• [Extracted information]:

(begin)

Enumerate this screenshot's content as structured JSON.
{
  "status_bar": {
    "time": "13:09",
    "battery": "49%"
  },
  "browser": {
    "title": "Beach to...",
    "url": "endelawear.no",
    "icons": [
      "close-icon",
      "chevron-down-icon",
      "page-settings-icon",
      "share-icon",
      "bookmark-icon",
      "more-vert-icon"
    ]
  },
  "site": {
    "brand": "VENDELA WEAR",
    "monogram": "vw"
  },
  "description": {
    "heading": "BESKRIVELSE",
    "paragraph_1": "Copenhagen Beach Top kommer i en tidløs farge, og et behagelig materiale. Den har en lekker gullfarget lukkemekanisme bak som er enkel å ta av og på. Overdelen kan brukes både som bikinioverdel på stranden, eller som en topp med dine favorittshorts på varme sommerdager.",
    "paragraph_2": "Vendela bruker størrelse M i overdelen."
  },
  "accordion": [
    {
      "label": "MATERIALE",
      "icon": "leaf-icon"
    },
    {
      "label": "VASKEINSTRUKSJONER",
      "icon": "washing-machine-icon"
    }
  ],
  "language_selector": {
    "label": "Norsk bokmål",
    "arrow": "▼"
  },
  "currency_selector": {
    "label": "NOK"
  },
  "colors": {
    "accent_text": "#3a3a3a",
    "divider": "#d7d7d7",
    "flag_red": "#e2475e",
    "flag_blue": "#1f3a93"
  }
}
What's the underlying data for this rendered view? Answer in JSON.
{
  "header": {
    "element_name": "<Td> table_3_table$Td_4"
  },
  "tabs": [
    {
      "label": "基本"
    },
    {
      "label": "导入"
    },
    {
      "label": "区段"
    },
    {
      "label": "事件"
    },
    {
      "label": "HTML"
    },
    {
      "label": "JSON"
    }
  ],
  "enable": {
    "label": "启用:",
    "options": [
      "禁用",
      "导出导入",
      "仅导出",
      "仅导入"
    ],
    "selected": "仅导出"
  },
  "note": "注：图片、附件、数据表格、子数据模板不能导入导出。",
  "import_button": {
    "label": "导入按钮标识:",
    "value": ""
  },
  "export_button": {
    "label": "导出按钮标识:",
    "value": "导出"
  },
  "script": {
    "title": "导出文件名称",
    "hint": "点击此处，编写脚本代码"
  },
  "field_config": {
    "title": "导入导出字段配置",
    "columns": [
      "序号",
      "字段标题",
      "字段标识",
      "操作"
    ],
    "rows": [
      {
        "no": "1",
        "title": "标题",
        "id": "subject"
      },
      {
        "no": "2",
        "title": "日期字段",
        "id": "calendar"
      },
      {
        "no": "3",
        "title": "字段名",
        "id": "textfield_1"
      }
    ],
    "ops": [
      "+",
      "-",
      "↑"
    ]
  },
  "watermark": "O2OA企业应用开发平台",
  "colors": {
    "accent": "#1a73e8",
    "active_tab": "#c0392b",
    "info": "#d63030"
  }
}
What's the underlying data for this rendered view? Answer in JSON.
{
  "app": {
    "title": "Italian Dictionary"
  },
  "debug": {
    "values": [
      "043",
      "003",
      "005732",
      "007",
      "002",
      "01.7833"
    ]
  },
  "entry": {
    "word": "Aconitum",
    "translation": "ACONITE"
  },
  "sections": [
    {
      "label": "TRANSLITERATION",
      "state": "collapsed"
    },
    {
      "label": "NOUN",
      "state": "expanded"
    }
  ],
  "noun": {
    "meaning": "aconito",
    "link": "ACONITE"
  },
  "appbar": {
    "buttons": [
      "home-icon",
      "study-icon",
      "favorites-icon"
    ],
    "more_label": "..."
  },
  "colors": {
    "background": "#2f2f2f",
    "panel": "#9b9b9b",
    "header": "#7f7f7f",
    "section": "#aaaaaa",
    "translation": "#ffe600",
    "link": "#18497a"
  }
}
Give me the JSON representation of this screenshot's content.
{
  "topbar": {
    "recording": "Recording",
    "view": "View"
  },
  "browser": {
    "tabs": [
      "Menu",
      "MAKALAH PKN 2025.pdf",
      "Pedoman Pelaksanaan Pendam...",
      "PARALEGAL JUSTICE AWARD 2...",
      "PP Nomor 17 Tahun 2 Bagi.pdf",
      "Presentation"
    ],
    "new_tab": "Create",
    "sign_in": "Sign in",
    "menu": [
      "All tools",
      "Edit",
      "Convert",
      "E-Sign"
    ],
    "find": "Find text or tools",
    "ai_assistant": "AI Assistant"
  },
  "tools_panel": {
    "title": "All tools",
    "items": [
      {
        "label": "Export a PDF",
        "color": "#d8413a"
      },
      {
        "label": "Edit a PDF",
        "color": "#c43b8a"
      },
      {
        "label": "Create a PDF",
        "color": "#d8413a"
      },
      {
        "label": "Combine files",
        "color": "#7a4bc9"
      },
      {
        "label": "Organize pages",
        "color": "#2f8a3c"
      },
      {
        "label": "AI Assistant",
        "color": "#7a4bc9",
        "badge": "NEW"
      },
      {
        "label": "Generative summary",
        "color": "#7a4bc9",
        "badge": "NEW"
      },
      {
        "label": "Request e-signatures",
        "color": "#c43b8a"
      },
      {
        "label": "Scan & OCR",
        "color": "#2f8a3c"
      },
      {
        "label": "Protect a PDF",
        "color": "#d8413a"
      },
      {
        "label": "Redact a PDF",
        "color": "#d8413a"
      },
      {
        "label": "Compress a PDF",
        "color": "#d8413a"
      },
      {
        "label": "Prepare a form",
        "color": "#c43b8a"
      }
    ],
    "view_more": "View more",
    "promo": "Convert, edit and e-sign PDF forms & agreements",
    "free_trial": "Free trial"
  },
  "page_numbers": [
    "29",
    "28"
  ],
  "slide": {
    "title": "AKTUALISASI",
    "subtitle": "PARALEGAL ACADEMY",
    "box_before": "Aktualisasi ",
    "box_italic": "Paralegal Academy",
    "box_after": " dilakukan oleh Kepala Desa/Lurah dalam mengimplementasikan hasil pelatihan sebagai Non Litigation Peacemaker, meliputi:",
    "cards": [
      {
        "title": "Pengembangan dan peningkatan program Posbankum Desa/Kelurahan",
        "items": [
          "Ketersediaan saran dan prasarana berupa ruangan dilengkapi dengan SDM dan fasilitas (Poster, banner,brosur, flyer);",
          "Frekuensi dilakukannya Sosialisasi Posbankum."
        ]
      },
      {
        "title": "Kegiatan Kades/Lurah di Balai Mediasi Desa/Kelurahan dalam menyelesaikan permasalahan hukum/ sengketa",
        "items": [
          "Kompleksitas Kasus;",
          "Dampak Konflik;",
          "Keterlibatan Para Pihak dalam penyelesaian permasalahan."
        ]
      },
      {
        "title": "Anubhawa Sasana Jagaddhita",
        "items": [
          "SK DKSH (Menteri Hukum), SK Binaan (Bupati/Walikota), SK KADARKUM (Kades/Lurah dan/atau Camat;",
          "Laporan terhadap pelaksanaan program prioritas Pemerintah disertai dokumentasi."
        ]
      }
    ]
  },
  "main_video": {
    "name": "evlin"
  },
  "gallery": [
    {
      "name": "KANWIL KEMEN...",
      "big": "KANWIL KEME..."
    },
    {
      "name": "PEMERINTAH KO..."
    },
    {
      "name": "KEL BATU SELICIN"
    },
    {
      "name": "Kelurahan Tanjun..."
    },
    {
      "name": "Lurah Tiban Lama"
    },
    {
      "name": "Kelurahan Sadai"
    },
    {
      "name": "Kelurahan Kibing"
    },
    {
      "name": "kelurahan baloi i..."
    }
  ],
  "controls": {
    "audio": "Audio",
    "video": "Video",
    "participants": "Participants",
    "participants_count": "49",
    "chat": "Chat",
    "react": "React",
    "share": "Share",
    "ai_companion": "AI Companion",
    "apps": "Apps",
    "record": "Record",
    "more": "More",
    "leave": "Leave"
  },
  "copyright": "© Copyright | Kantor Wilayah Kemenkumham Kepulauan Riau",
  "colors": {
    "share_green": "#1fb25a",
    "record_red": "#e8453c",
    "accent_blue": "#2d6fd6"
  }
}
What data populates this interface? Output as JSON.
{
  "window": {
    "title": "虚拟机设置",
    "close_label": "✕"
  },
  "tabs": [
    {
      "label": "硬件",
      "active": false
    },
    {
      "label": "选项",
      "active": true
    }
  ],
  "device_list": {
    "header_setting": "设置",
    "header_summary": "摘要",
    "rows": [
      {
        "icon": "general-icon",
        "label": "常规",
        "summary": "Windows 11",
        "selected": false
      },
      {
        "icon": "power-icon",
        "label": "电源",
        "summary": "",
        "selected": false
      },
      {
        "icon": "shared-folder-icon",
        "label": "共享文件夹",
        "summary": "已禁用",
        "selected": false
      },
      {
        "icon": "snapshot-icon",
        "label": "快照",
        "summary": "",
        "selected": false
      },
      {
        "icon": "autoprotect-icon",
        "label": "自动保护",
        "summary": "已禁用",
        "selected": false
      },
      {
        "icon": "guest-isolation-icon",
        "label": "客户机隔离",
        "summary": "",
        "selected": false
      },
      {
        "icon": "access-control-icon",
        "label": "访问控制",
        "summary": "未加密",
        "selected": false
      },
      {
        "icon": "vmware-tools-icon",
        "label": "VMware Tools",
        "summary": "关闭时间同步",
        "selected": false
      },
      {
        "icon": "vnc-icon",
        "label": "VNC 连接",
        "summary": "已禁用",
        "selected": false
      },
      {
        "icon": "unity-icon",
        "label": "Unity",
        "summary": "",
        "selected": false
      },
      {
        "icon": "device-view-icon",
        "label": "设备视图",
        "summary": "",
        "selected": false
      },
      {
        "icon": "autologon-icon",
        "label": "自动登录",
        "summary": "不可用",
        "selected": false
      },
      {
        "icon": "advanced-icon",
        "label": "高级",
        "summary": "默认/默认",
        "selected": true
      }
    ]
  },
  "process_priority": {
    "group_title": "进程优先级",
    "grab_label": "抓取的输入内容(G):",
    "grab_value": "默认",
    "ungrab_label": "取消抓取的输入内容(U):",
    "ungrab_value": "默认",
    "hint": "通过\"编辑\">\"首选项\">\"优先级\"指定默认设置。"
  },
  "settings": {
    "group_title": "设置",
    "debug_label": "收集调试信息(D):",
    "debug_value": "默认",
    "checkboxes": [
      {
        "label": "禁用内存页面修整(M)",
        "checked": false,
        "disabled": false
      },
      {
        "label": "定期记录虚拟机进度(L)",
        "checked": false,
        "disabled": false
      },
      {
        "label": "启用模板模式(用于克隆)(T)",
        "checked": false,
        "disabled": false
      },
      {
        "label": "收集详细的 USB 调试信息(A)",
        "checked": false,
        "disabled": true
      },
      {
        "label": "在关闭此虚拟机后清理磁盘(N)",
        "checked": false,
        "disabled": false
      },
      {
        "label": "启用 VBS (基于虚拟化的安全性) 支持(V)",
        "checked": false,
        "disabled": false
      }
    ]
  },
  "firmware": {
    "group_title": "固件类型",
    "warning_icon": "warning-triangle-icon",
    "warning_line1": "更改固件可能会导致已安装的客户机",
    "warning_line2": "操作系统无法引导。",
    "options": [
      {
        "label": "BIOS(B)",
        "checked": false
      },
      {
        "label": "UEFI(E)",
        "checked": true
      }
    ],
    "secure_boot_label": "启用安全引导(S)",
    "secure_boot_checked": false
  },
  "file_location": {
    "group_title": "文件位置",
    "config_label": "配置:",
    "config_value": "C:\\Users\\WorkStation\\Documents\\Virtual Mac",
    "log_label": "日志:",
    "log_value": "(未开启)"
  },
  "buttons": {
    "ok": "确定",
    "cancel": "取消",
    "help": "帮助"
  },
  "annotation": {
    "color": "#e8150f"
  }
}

(end)

• [What to produce]: Wherever the string "JSON" appears in the entries above, list that line.

• [Finished task]:
Enumerate this screenshot's content as structured JSON.
What's the underlying data for this rendered view? Answer in JSON.
      "label": "JSON"
What's the underlying data for this rendered view? Answer in JSON.
Give me the JSON representation of this screenshot's content.
What data populates this interface? Output as JSON.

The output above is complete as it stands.